* _Data_
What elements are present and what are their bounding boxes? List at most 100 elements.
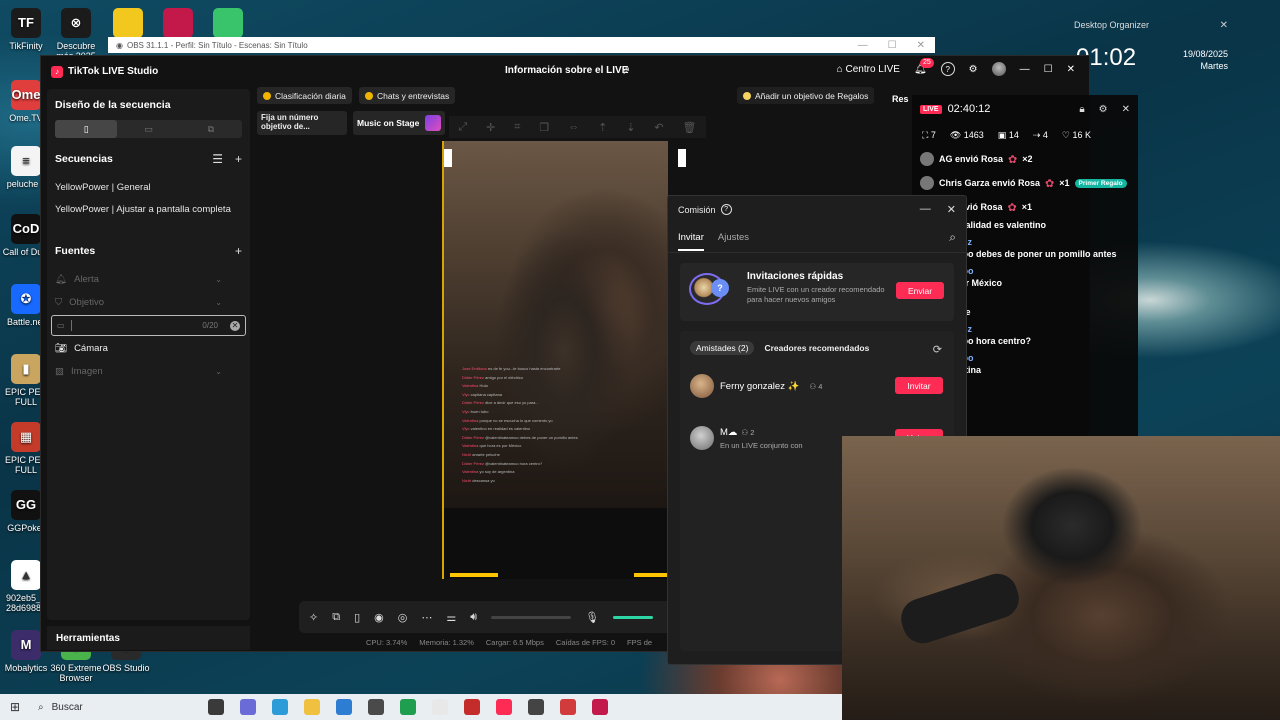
list-icon[interactable]: ☰: [212, 152, 223, 166]
stage-icon: [425, 115, 442, 131]
tab-ajustes[interactable]: Ajustes: [718, 232, 749, 243]
mixer-icon[interactable]: ⚌: [446, 611, 456, 624]
lock-icon[interactable]: 🔒︎: [1079, 104, 1084, 115]
obs-window-titlebar[interactable]: ◉ OBS 31.1.1 - Perfil: Sin Título - Esce…: [108, 37, 935, 53]
portrait-layout-button[interactable]: ▯: [55, 120, 118, 138]
tab-friends[interactable]: Amistades (2): [690, 341, 755, 355]
center-icon[interactable]: ✛: [486, 121, 495, 134]
question-icon: ?: [711, 279, 729, 297]
layer-down-icon[interactable]: ⇣: [626, 121, 635, 134]
gift-event: Chris Garza envió Rosa ✿ ×1 Primer Regalo: [912, 171, 1138, 195]
desktop-icon[interactable]: ⊗Descubre más 2025: [48, 8, 104, 61]
maximize-icon[interactable]: ☐: [1044, 64, 1053, 75]
close-icon[interactable]: ✕: [1067, 64, 1075, 75]
phone-icon[interactable]: ▯: [354, 611, 360, 624]
goal-card[interactable]: Fija un número objetivo de...: [257, 111, 347, 135]
copy-icon[interactable]: ❐: [539, 121, 549, 134]
taskbar-app-icon[interactable]: [336, 699, 352, 715]
tab-recommended[interactable]: Creadores recomendados: [760, 341, 873, 355]
daily-ranking-chip[interactable]: Clasificación diaria: [257, 87, 352, 104]
chats-interviews-chip[interactable]: Chats y entrevistas: [359, 87, 456, 104]
minimize-icon[interactable]: —: [1020, 64, 1030, 75]
close-icon[interactable]: ✕: [917, 40, 925, 51]
source-name-input[interactable]: ▭ 0/20 ✕: [51, 315, 246, 336]
live-info-title[interactable]: Información sobre el LIVE: [505, 65, 628, 76]
music-on-stage-card[interactable]: Music on Stage: [353, 111, 445, 135]
taskbar-app-icon[interactable]: [368, 699, 384, 715]
gear-icon[interactable]: ⚙: [1099, 104, 1108, 115]
mic-icon[interactable]: 🎙︎: [585, 611, 599, 624]
search-icon[interactable]: ⌕: [949, 230, 956, 245]
tools-section[interactable]: Herramientas: [47, 626, 250, 650]
source-camera[interactable]: 📷︎ Cámara: [55, 337, 242, 360]
app-icon: ≡: [11, 146, 41, 176]
sequence-item[interactable]: YellowPower | Ajustar a pantalla complet…: [55, 198, 242, 220]
close-icon[interactable]: ✕: [1220, 20, 1228, 31]
performance-stats: CPU: 3.74% Memoria: 1.32% Cargar: 6.5 Mb…: [366, 638, 652, 647]
sequence-item[interactable]: YellowPower | General: [55, 176, 242, 198]
close-icon[interactable]: ✕: [947, 203, 956, 216]
undo-icon[interactable]: ↶: [654, 121, 663, 134]
chevron-down-icon[interactable]: ⌄: [215, 367, 222, 376]
close-icon[interactable]: ✕: [1122, 104, 1130, 115]
effects-icon[interactable]: ⧉: [332, 611, 340, 624]
gear-icon[interactable]: ⚙: [969, 64, 978, 75]
taskbar-app-icon[interactable]: [432, 699, 448, 715]
refresh-icon[interactable]: ⟳: [933, 343, 942, 356]
taskbar-app-icon[interactable]: [464, 699, 480, 715]
split-layout-button[interactable]: ⧉: [180, 120, 242, 138]
layer-up-icon[interactable]: ⇡: [598, 121, 607, 134]
camera-switch-icon[interactable]: ◎: [398, 611, 408, 624]
search-box[interactable]: ⌕ Buscar: [30, 696, 200, 718]
trash-icon[interactable]: 🗑︎: [682, 121, 696, 134]
more-icon[interactable]: ⋯: [421, 611, 432, 624]
add-icon[interactable]: +: [235, 152, 242, 166]
landscape-layout-button[interactable]: ▭: [117, 120, 179, 138]
tab-invitar[interactable]: Invitar: [678, 232, 704, 251]
windows-start-icon[interactable]: ⊞: [0, 700, 30, 714]
likes-stat: ♡ 16 K: [1061, 129, 1091, 140]
help-icon[interactable]: ?: [940, 62, 955, 76]
taskbar-app-icon[interactable]: [240, 699, 256, 715]
taskbar-app-icon[interactable]: [560, 699, 576, 715]
avatar[interactable]: [991, 62, 1006, 76]
taskbar-app-icon[interactable]: [272, 699, 288, 715]
magic-icon[interactable]: ✧: [309, 611, 318, 624]
help-icon[interactable]: ?: [720, 204, 732, 215]
add-gift-goal-chip[interactable]: Añadir un objetivo de Regalos: [737, 87, 875, 104]
clear-icon[interactable]: ✕: [230, 320, 240, 331]
organizer-title: Desktop Organizer: [1074, 20, 1150, 30]
minimize-icon[interactable]: —: [858, 40, 868, 51]
taskbar-app-icon[interactable]: [592, 699, 608, 715]
bell-icon: 🔔︎: [55, 274, 68, 285]
taskbar-app-icon[interactable]: [208, 699, 224, 715]
record-icon[interactable]: ◉: [374, 611, 384, 624]
chevron-down-icon[interactable]: ⌄: [215, 298, 222, 307]
live-preview[interactable]: Jose Emiliano es de fe you...te busco ha…: [442, 141, 686, 579]
taskbar-app-icon[interactable]: [304, 699, 320, 715]
taskbar-app-icon[interactable]: [496, 699, 512, 715]
chevron-down-icon[interactable]: ⌄: [215, 275, 222, 284]
minimize-icon[interactable]: —: [920, 203, 931, 216]
taskbar-app-icon[interactable]: [400, 699, 416, 715]
volume-icon[interactable]: 🔊︎: [470, 611, 477, 624]
fit-icon[interactable]: ⤢: [458, 121, 467, 134]
sidebar: Diseño de la secuencia ▯ ▭ ⧉ Secuencias …: [47, 89, 250, 620]
invite-button[interactable]: Invitar: [895, 377, 943, 394]
desktop-icon[interactable]: TF TikFinity: [0, 8, 54, 51]
volume-slider[interactable]: [491, 615, 572, 619]
add-source-icon[interactable]: +: [235, 244, 242, 258]
centro-live-button[interactable]: ⌂ Centro LIVE: [837, 64, 900, 75]
send-button[interactable]: Enviar: [896, 282, 944, 299]
camera-icon: 📷︎: [55, 343, 68, 354]
share-icon[interactable]: ⇗: [621, 64, 630, 77]
source-alert[interactable]: 🔔︎ Alerta ⌄: [55, 268, 242, 291]
source-goal[interactable]: ⛉ Objetivo ⌄: [55, 291, 242, 314]
flip-icon[interactable]: ⇔: [568, 121, 579, 133]
maximize-icon[interactable]: ☐: [888, 40, 897, 51]
text-caret: [70, 320, 72, 331]
source-image[interactable]: ▨ Imagen ⌄: [55, 360, 242, 383]
crop-icon[interactable]: ⌗: [514, 121, 520, 134]
bell-icon[interactable]: 🔔︎ 25: [914, 57, 934, 75]
taskbar-app-icon[interactable]: [528, 699, 544, 715]
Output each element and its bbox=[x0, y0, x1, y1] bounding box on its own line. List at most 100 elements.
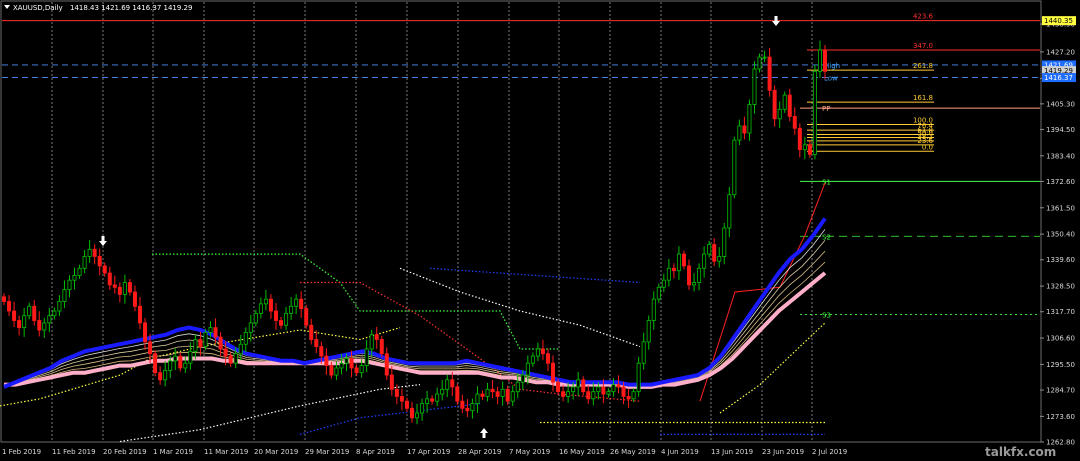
bear-candle bbox=[32, 305, 37, 321]
bear-candle bbox=[561, 391, 566, 397]
bull-candle bbox=[747, 104, 752, 134]
bear-candle bbox=[213, 327, 218, 338]
bull-candle bbox=[470, 403, 475, 412]
y-tick-label: 1383.40 bbox=[1046, 152, 1075, 160]
bull-candle bbox=[777, 108, 782, 120]
bull-candle bbox=[566, 391, 571, 397]
bear-candle bbox=[102, 265, 107, 274]
bull-candle bbox=[425, 398, 430, 404]
bull-candle bbox=[263, 298, 268, 305]
bull-candle bbox=[782, 94, 787, 110]
x-tick-label: 11 Feb 2019 bbox=[52, 448, 96, 456]
bull-candle bbox=[571, 386, 576, 393]
y-tick-label: 1350.40 bbox=[1046, 231, 1075, 239]
bull-candle bbox=[510, 391, 515, 402]
bull-candle bbox=[82, 256, 87, 269]
bull-candle bbox=[702, 253, 707, 269]
bear-candle bbox=[626, 396, 631, 400]
bull-candle bbox=[692, 282, 697, 286]
bull-candle bbox=[57, 301, 62, 312]
bear-candle bbox=[299, 298, 304, 310]
pivot-label: S3 bbox=[822, 312, 831, 320]
bear-candle bbox=[7, 301, 12, 312]
bull-candle bbox=[651, 298, 656, 321]
bear-candle bbox=[314, 339, 319, 348]
bull-candle bbox=[289, 305, 294, 314]
bear-candle bbox=[384, 353, 389, 376]
symbol-label: XAUUSD,Daily bbox=[13, 4, 63, 12]
bull-candle bbox=[435, 393, 440, 402]
bull-candle bbox=[596, 386, 601, 393]
bull-candle bbox=[208, 327, 213, 333]
bear-candle bbox=[143, 322, 148, 343]
bear-candle bbox=[17, 320, 22, 329]
bear-candle bbox=[379, 339, 384, 355]
bull-candle bbox=[122, 282, 127, 295]
x-tick-label: 11 Mar 2019 bbox=[204, 448, 248, 456]
bear-candle bbox=[218, 336, 223, 350]
bull-candle bbox=[248, 322, 253, 333]
watermark: talkfx.com bbox=[985, 445, 1056, 459]
bear-candle bbox=[389, 374, 394, 390]
bear-candle bbox=[354, 367, 359, 374]
symbol-menu-icon[interactable] bbox=[4, 5, 10, 9]
price-tag-label: 1440.35 bbox=[1044, 17, 1073, 25]
bear-candle bbox=[807, 144, 812, 155]
bear-candle bbox=[158, 372, 163, 381]
bear-candle bbox=[279, 320, 284, 326]
bull-candle bbox=[732, 139, 737, 196]
bear-candle bbox=[304, 308, 309, 326]
bear-candle bbox=[490, 388, 495, 393]
bull-candle bbox=[661, 279, 666, 288]
bull-candle bbox=[727, 194, 732, 229]
bear-candle bbox=[742, 125, 747, 134]
bull-candle bbox=[284, 312, 289, 326]
bull-candle bbox=[243, 331, 248, 345]
bear-candle bbox=[92, 248, 97, 257]
bear-candle bbox=[198, 339, 203, 348]
ema-ribbon bbox=[3, 217, 827, 389]
fib-and-pivot-levels: 423.6347.0261.8161.8100.076.461.850.038.… bbox=[2, 13, 1040, 320]
bull-candle bbox=[67, 279, 72, 291]
y-tick-label: 1339.60 bbox=[1046, 256, 1075, 264]
fractal-down-arrow bbox=[772, 16, 780, 26]
bear-candle bbox=[823, 49, 828, 72]
bear-candle bbox=[712, 244, 717, 262]
bear-candle bbox=[349, 358, 354, 369]
bear-candle bbox=[329, 365, 334, 376]
x-tick-label: 20 Feb 2019 bbox=[103, 448, 147, 456]
x-tick-label: 17 Apr 2019 bbox=[407, 448, 450, 456]
trend-dots-white bbox=[399, 267, 641, 348]
bull-candle bbox=[475, 393, 480, 404]
bull-candle bbox=[611, 384, 616, 393]
bull-candle bbox=[485, 388, 490, 397]
bull-candle bbox=[762, 56, 767, 59]
bull-candle bbox=[188, 350, 193, 364]
bear-candle bbox=[450, 379, 455, 388]
y-tick-label: 1394.50 bbox=[1046, 126, 1075, 134]
bull-candle bbox=[636, 362, 641, 393]
bull-candle bbox=[697, 267, 702, 283]
fib-level-label: 347.0 bbox=[913, 42, 933, 50]
bull-candle bbox=[440, 388, 445, 395]
fractal-down-arrow bbox=[99, 236, 107, 246]
x-tick-label: 1 Mar 2019 bbox=[153, 448, 193, 456]
bear-candle bbox=[394, 388, 399, 397]
bear-candle bbox=[268, 298, 273, 312]
bull-candle bbox=[203, 331, 208, 348]
bear-candle bbox=[223, 348, 228, 357]
bear-candle bbox=[409, 407, 414, 419]
bear-candle bbox=[797, 127, 802, 151]
bull-candle bbox=[233, 353, 238, 364]
bear-candle bbox=[430, 398, 435, 402]
bull-candle bbox=[420, 403, 425, 414]
price-chart[interactable]: 423.6347.0261.8161.8100.076.461.850.038.… bbox=[0, 0, 1080, 461]
bull-candle bbox=[515, 381, 520, 393]
bear-candle bbox=[505, 388, 510, 402]
bull-candle bbox=[72, 275, 77, 281]
bull-candle bbox=[253, 312, 258, 324]
bull-candle bbox=[535, 348, 540, 357]
bear-candle bbox=[399, 396, 404, 402]
bull-candle bbox=[344, 358, 349, 364]
bear-candle bbox=[601, 386, 606, 395]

* _Brief_
Could you print the stretch of the material from the line containing "list-icon[interactable]: ☰: [212, 152, 223, 166]" through the line containing "176, 242, 198]", both ends included, character for character?

* _Response to this task_
list-icon[interactable]: ☰: [212, 152, 223, 166]
stage-icon: [425, 115, 442, 131]
tab-ajustes[interactable]: Ajustes: [718, 232, 749, 243]
mixer-icon[interactable]: ⚌: [446, 611, 456, 624]
lock-icon[interactable]: 🔒︎: [1079, 104, 1084, 115]
obs-window-titlebar[interactable]: ◉ OBS 31.1.1 - Perfil: Sin Título - Esce…: [108, 37, 935, 53]
portrait-layout-button[interactable]: ▯: [55, 120, 118, 138]
tab-friends[interactable]: Amistades (2): [690, 341, 755, 355]
center-icon[interactable]: ✛: [486, 121, 495, 134]
question-icon: ?: [711, 279, 729, 297]
layer-down-icon[interactable]: ⇣: [626, 121, 635, 134]
gift-event: Chris Garza envió Rosa ✿ ×1 Primer Regalo: [912, 171, 1138, 195]
desktop-icon[interactable]: ⊗Descubre más 2025: [48, 8, 104, 61]
maximize-icon[interactable]: ☐: [1044, 64, 1053, 75]
close-icon[interactable]: ✕: [1067, 64, 1075, 75]
phone-icon[interactable]: ▯: [354, 611, 360, 624]
goal-card[interactable]: Fija un número objetivo de...: [257, 111, 347, 135]
copy-icon[interactable]: ❐: [539, 121, 549, 134]
taskbar-app-icon[interactable]: [336, 699, 352, 715]
tab-recommended[interactable]: Creadores recomendados: [760, 341, 873, 355]
daily-ranking-chip[interactable]: Clasificación diaria: [257, 87, 352, 104]
chats-interviews-chip[interactable]: Chats y entrevistas: [359, 87, 456, 104]
minimize-icon[interactable]: —: [1020, 64, 1030, 75]
close-icon[interactable]: ✕: [917, 40, 925, 51]
source-name-input[interactable]: ▭ 0/20 ✕: [51, 315, 246, 336]
live-info-title[interactable]: Información sobre el LIVE: [505, 65, 628, 76]
music-on-stage-card[interactable]: Music on Stage: [353, 111, 445, 135]
taskbar-app-icon[interactable]: [368, 699, 384, 715]
gear-icon[interactable]: ⚙: [1099, 104, 1108, 115]
mic-icon[interactable]: 🎙︎: [585, 611, 599, 624]
search-icon[interactable]: ⌕: [949, 230, 956, 245]
tools-section[interactable]: Herramientas: [47, 626, 250, 650]
source-camera[interactable]: 📷︎ Cámara: [55, 337, 242, 360]
app-icon: ≡: [11, 146, 41, 176]
sequence-item[interactable]: YellowPower | Ajustar a pantalla complet…: [55, 198, 242, 220]
close-icon[interactable]: ✕: [1220, 20, 1228, 31]
performance-stats: CPU: 3.74% Memoria: 1.32% Cargar: 6.5 Mb…: [366, 638, 652, 647]
sequence-item[interactable]: YellowPower | General: [55, 176, 242, 198]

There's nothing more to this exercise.